Stored data |
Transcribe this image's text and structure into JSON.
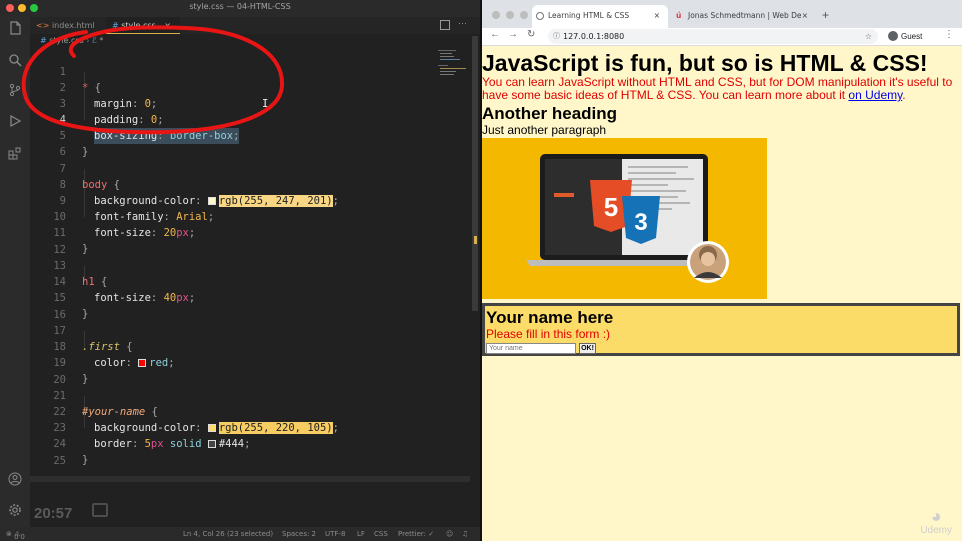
{
  "vscode": {
    "window_title": "style.css — 04-HTML-CSS",
    "tabs": [
      {
        "label": "index.html",
        "icon": "<>"
      },
      {
        "label": "style.css",
        "icon": "#"
      }
    ],
    "breadcrumb": {
      "file": "style.css",
      "symbol": "*"
    },
    "code": {
      "line_numbers": [
        "1",
        "2",
        "3",
        "4",
        "5",
        "6",
        "7",
        "8",
        "9",
        "10",
        "11",
        "12",
        "13",
        "14",
        "15",
        "16",
        "17",
        "18",
        "19",
        "20",
        "21",
        "22",
        "23",
        "24",
        "25"
      ],
      "l1_sel": "*",
      "l1_brace": "{",
      "l2_prop": "margin",
      "l2_val": "0",
      "l3_prop": "padding",
      "l3_val": "0",
      "l4_prop": "box-sizing",
      "l4_val": "border-box",
      "l5": "}",
      "l7_sel": "body",
      "l7_brace": "{",
      "l8_prop": "background-color",
      "l8_val": "rgb(255, 247, 201)",
      "l9_prop": "font-family",
      "l9_val": "Arial",
      "l10_prop": "font-size",
      "l10_num": "20",
      "l10_unit": "px",
      "l11": "}",
      "l13_sel": "h1",
      "l13_brace": "{",
      "l14_prop": "font-size",
      "l14_num": "40",
      "l14_unit": "px",
      "l15": "}",
      "l17_sel": ".first",
      "l17_brace": "{",
      "l18_prop": "color",
      "l18_val": "red",
      "l19": "}",
      "l21_sel": "#your-name",
      "l21_brace": "{",
      "l22_prop": "background-color",
      "l22_val": "rgb(255, 220, 105)",
      "l23_prop": "border",
      "l23_num": "5",
      "l23_unit": "px",
      "l23_kw": "solid",
      "l23_col": "#444",
      "l24": "}"
    },
    "swatches": {
      "body_bg": "#fff7c9",
      "first_color": "#ff0000",
      "yourname_bg": "#ffdc69",
      "border_col": "#444444"
    },
    "clock": "20:57",
    "status": {
      "errors": "0",
      "warnings": "0",
      "cursor": "Ln 4, Col 26 (23 selected)",
      "spaces": "Spaces: 2",
      "encoding": "UTF-8",
      "eol": "LF",
      "language": "CSS",
      "formatter": "Prettier: ✓"
    }
  },
  "browser": {
    "tabs": [
      {
        "label": "Learning HTML & CSS",
        "close": "×"
      },
      {
        "label": "Jonas Schmedtmann | Web De",
        "close": "×"
      }
    ],
    "new_tab": "+",
    "url": "127.0.0.1:8080",
    "profile": "Guest",
    "page": {
      "h1": "JavaScript is fun, but so is HTML & CSS!",
      "intro": "You can learn JavaScript without HTML and CSS, but for DOM manipulation it's useful to have some basic ideas of HTML & CSS. You can learn more about it ",
      "link": "on Udemy",
      "intro_end": ".",
      "h2": "Another heading",
      "para": "Just another paragraph",
      "form_title": "Your name here",
      "form_hint": "Please fill in this form :)",
      "input_placeholder": "Your name",
      "ok_button": "OK!"
    },
    "watermark": "Udemy"
  },
  "colors": {
    "annotation": "#e81515",
    "page_bg": "#fff7c9",
    "form_bg": "#fcdc69",
    "hero_bg": "#f5b800"
  }
}
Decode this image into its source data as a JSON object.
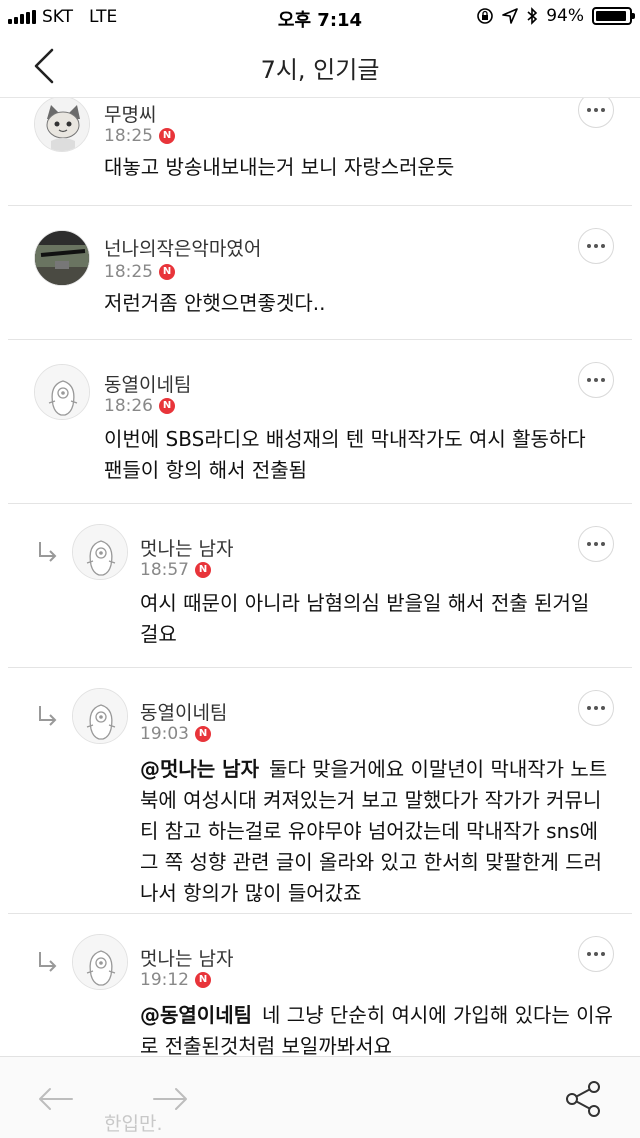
{
  "status_bar": {
    "carrier": "SKT",
    "network": "LTE",
    "time": "오후 7:14",
    "battery_percent": "94%",
    "battery_level": 0.94
  },
  "header": {
    "title": "7시, 인기글"
  },
  "comments": [
    {
      "author": "무명씨",
      "time": "18:25",
      "badge": "N",
      "text": "대놓고 방송내보내는거 보니 자랑스러운듯",
      "reply": false
    },
    {
      "author": "넌나의작은악마였어",
      "time": "18:25",
      "badge": "N",
      "text": "저런거좀 안햇으면좋겟다..",
      "reply": false
    },
    {
      "author": "동열이네팀",
      "time": "18:26",
      "badge": "N",
      "text": "이번에 SBS라디오 배성재의 텐 막내작가도 여시 활동하다 팬들이 항의 해서 전출됨",
      "reply": false
    },
    {
      "author": "멋나는 남자",
      "time": "18:57",
      "badge": "N",
      "text": "여시 때문이 아니라 남혐의심 받을일 해서 전출 된거일 걸요",
      "reply": true
    },
    {
      "author": "동열이네팀",
      "time": "19:03",
      "badge": "N",
      "mention": "@멋나는 남자",
      "text": "둘다 맞을거에요 이말년이 막내작가 노트북에 여성시대 켜져있는거 보고 말했다가 작가가 커뮤니티 참고 하는걸로 유야무야 넘어갔는데 막내작가 sns에 그 쪽 성향 관련 글이 올라와 있고 한서희 맞팔한게 드러나서 항의가 많이 들어갔죠",
      "reply": true
    },
    {
      "author": "멋나는 남자",
      "time": "19:12",
      "badge": "N",
      "mention": "@동열이네팀",
      "text": "네 그냥 단순히 여시에 가입해 있다는 이유로 전출된것처럼 보일까봐서요",
      "reply": true
    }
  ],
  "partial_next_author": "한입만.",
  "icons": {
    "back": "chevron-left-icon",
    "more": "more-dots-icon",
    "reply": "reply-arrow-icon",
    "nav_back": "arrow-left-icon",
    "nav_forward": "arrow-right-icon",
    "share": "share-icon",
    "location": "location-arrow-icon",
    "bluetooth": "bluetooth-icon",
    "rotation_lock": "rotation-lock-icon"
  },
  "colors": {
    "badge": "#e8343a",
    "divider": "#e4e4e4",
    "toolbar_bg": "#fafafa"
  }
}
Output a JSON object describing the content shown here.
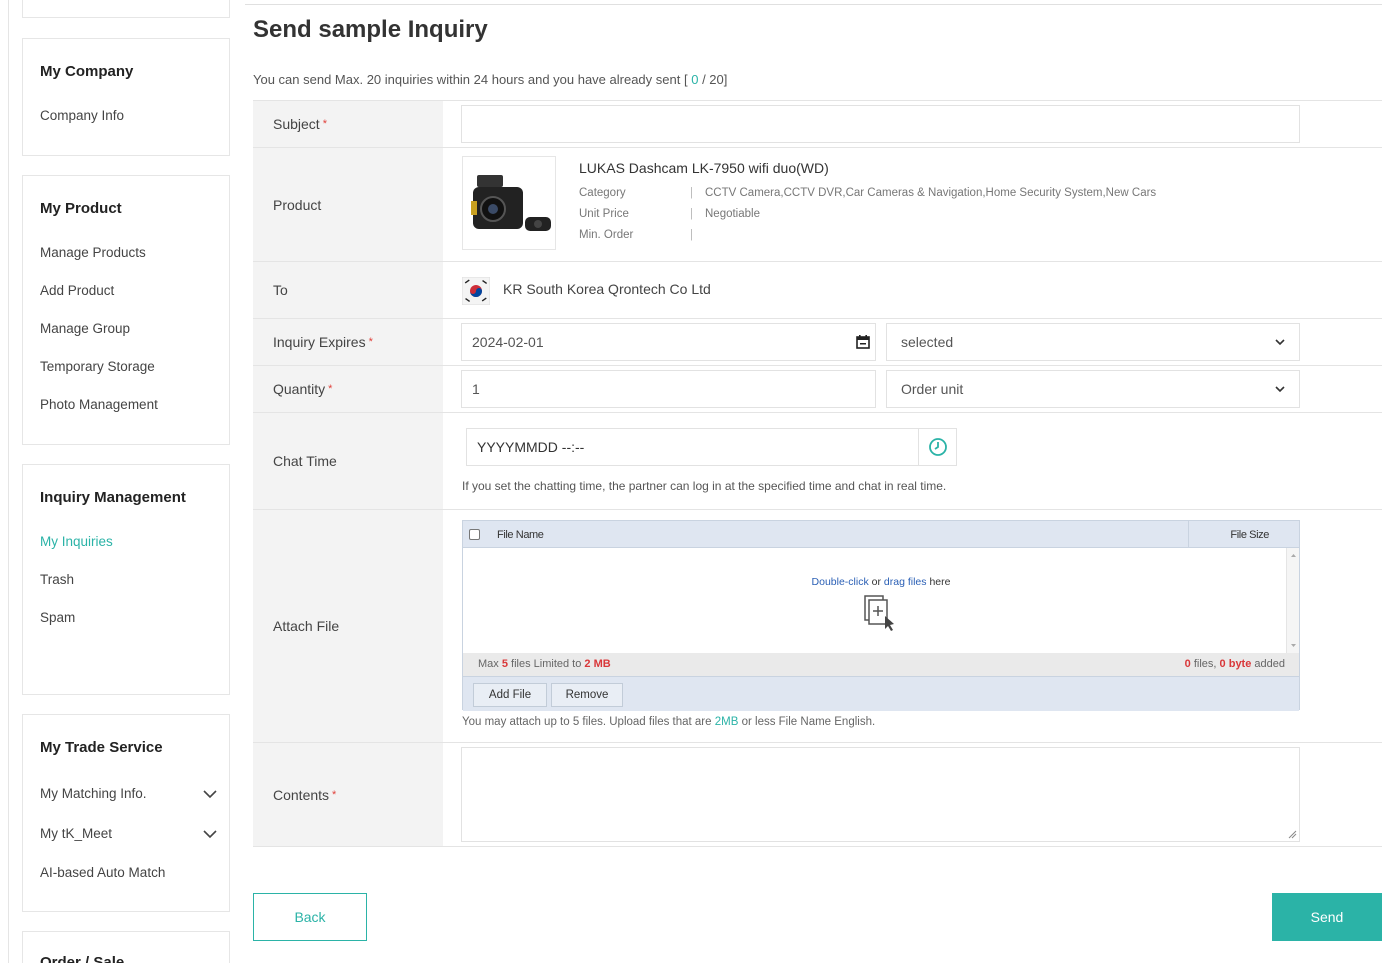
{
  "sidebar": {
    "my_company": {
      "title": "My Company",
      "items": [
        "Company Info"
      ]
    },
    "my_product": {
      "title": "My Product",
      "items": [
        "Manage Products",
        "Add Product",
        "Manage Group",
        "Temporary Storage",
        "Photo Management"
      ]
    },
    "inquiry": {
      "title": "Inquiry Management",
      "items": [
        "My Inquiries",
        "Trash",
        "Spam"
      ],
      "active": "My Inquiries"
    },
    "trade": {
      "title": "My Trade Service",
      "items": [
        "My Matching Info.",
        "My tK_Meet",
        "AI-based Auto Match"
      ]
    },
    "order": {
      "title": "Order / Sale"
    }
  },
  "page": {
    "title": "Send sample Inquiry",
    "limit_prefix": "You can send Max. 20 inquiries within 24 hours and you have already sent [",
    "limit_sent": "0",
    "limit_suffix": "/ 20]"
  },
  "form": {
    "subject": {
      "label": "Subject",
      "value": ""
    },
    "product": {
      "label": "Product",
      "name": "LUKAS Dashcam LK-7950 wifi duo(WD)",
      "category_key": "Category",
      "category_val": "CCTV Camera,CCTV DVR,Car Cameras & Navigation,Home Security System,New Cars",
      "price_key": "Unit Price",
      "price_val": "Negotiable",
      "order_key": "Min. Order",
      "order_val": "",
      "separator": "|"
    },
    "to": {
      "label": "To",
      "value": "KR South Korea Qrontech Co Ltd",
      "flag": "south-korea-flag"
    },
    "expires": {
      "label": "Inquiry Expires",
      "date": "2024-02-01",
      "select": "selected"
    },
    "quantity": {
      "label": "Quantity",
      "value": "1",
      "unit": "Order unit"
    },
    "chat": {
      "label": "Chat Time",
      "placeholder": "YYYYMMDD --:--",
      "note": "If you set the chatting time, the partner can log in at the specified time and chat in real time."
    },
    "attach": {
      "label": "Attach File",
      "col_name": "File Name",
      "col_size": "File Size",
      "drop_dbl": "Double-click",
      "drop_or": "or",
      "drop_drag": "drag files",
      "drop_here": "here",
      "max_prefix": "Max",
      "max_files": "5",
      "max_mid": "files Limited to",
      "max_size": "2 MB",
      "count_files": "0",
      "count_files_word": "files,",
      "count_bytes": "0 byte",
      "count_added": "added",
      "add_btn": "Add File",
      "remove_btn": "Remove",
      "note_prefix": "You may attach up to 5 files. Upload files that are",
      "note_size": "2MB",
      "note_suffix": "or less File Name English."
    },
    "contents": {
      "label": "Contents",
      "value": ""
    },
    "required_mark": "*"
  },
  "buttons": {
    "back": "Back",
    "send": "Send"
  },
  "colors": {
    "accent": "#2bb3a7",
    "required": "#e0403a"
  }
}
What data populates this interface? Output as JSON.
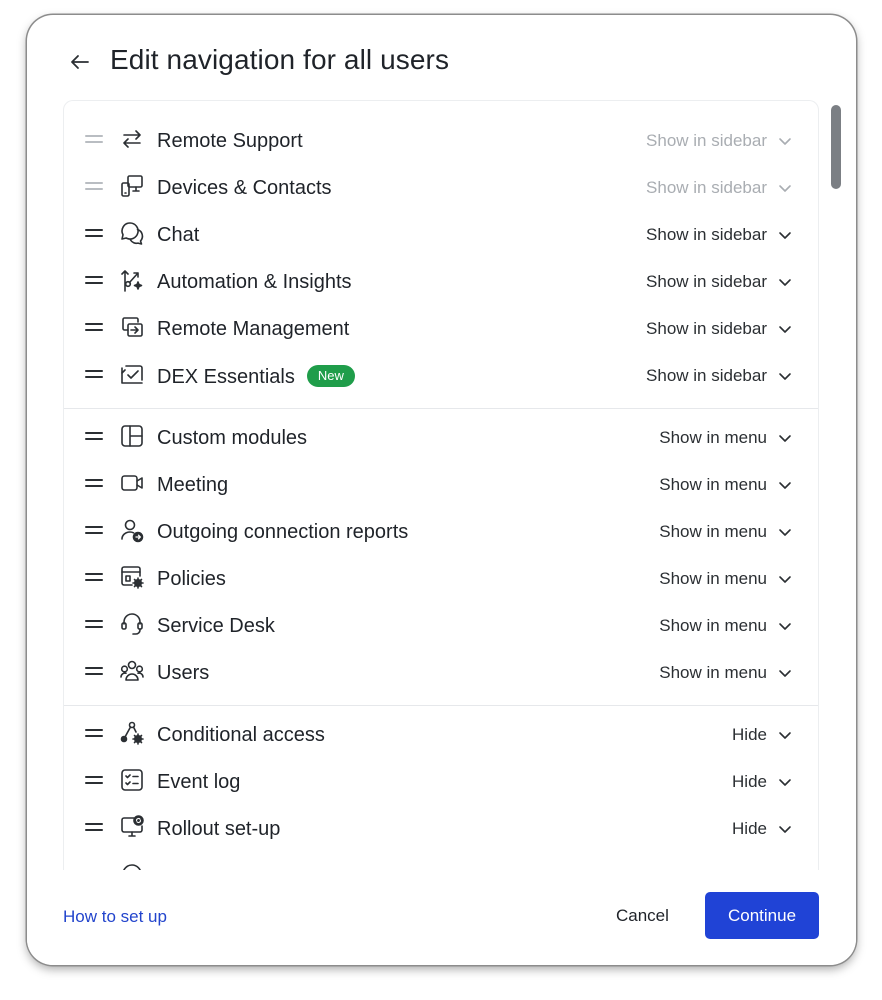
{
  "dialog": {
    "title": "Edit navigation for all users",
    "back_icon": "arrow-left-icon"
  },
  "sections": [
    {
      "items": [
        {
          "label": "Remote Support",
          "icon": "arrows-exchange-icon",
          "visibility": "Show in sidebar",
          "dimmed": true
        },
        {
          "label": "Devices & Contacts",
          "icon": "devices-icon",
          "visibility": "Show in sidebar",
          "dimmed": true
        },
        {
          "label": "Chat",
          "icon": "chat-bubbles-icon",
          "visibility": "Show in sidebar",
          "dimmed": false
        },
        {
          "label": "Automation & Insights",
          "icon": "automation-sparkle-icon",
          "visibility": "Show in sidebar",
          "dimmed": false
        },
        {
          "label": "Remote Management",
          "icon": "remote-management-icon",
          "visibility": "Show in sidebar",
          "dimmed": false
        },
        {
          "label": "DEX Essentials",
          "icon": "chart-check-icon",
          "visibility": "Show in sidebar",
          "dimmed": false,
          "badge": "New"
        }
      ]
    },
    {
      "items": [
        {
          "label": "Custom modules",
          "icon": "layout-modules-icon",
          "visibility": "Show in menu"
        },
        {
          "label": "Meeting",
          "icon": "video-camera-icon",
          "visibility": "Show in menu"
        },
        {
          "label": "Outgoing connection reports",
          "icon": "user-arrow-icon",
          "visibility": "Show in menu"
        },
        {
          "label": "Policies",
          "icon": "policy-gear-icon",
          "visibility": "Show in menu"
        },
        {
          "label": "Service Desk",
          "icon": "headset-icon",
          "visibility": "Show in menu"
        },
        {
          "label": "Users",
          "icon": "users-group-icon",
          "visibility": "Show in menu"
        }
      ]
    },
    {
      "items": [
        {
          "label": "Conditional access",
          "icon": "branch-gear-icon",
          "visibility": "Hide"
        },
        {
          "label": "Event log",
          "icon": "checklist-icon",
          "visibility": "Hide"
        },
        {
          "label": "Rollout set-up",
          "icon": "monitor-rollout-icon",
          "visibility": "Hide"
        }
      ]
    }
  ],
  "footer": {
    "help_link": "How to set up",
    "cancel_label": "Cancel",
    "continue_label": "Continue"
  },
  "colors": {
    "primary": "#2043d6",
    "link": "#2244cc",
    "badge_green": "#1f9d4a",
    "dimmed_text": "#a9adb2"
  }
}
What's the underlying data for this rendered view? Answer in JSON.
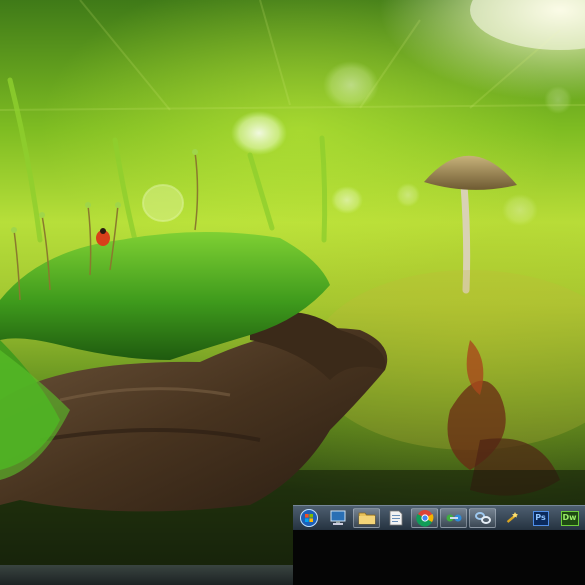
{
  "wallpaper": {
    "subject": "mossy-log-mushroom-ladybug",
    "colors": {
      "bright_green": "#b7df3a",
      "moss": "#3f8f1a",
      "bark": "#4a3524",
      "sunlight": "#fffbe0"
    }
  },
  "taskbar": {
    "background": "#2d3a48",
    "items": [
      {
        "name": "start-orb",
        "icon": "windows-start-orb-icon"
      },
      {
        "name": "show-desktop",
        "icon": "computer-monitor-icon"
      },
      {
        "name": "file-explorer",
        "icon": "folder-icon"
      },
      {
        "name": "document-viewer",
        "icon": "document-icon"
      },
      {
        "name": "chrome",
        "icon": "chrome-icon"
      },
      {
        "name": "network",
        "icon": "network-icon"
      },
      {
        "name": "connection-tool",
        "icon": "link-icon"
      },
      {
        "name": "utility",
        "icon": "wand-icon"
      },
      {
        "name": "photoshop",
        "icon": "photoshop-icon",
        "label": "Ps"
      },
      {
        "name": "dreamweaver",
        "icon": "dreamweaver-icon",
        "label": "Dw"
      }
    ]
  }
}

Your objective |
Copy every line above that holds the word "selected".

Full output |
      "cursor": "Ln 4, Col 26 (23 selected)",
      "select": "selected"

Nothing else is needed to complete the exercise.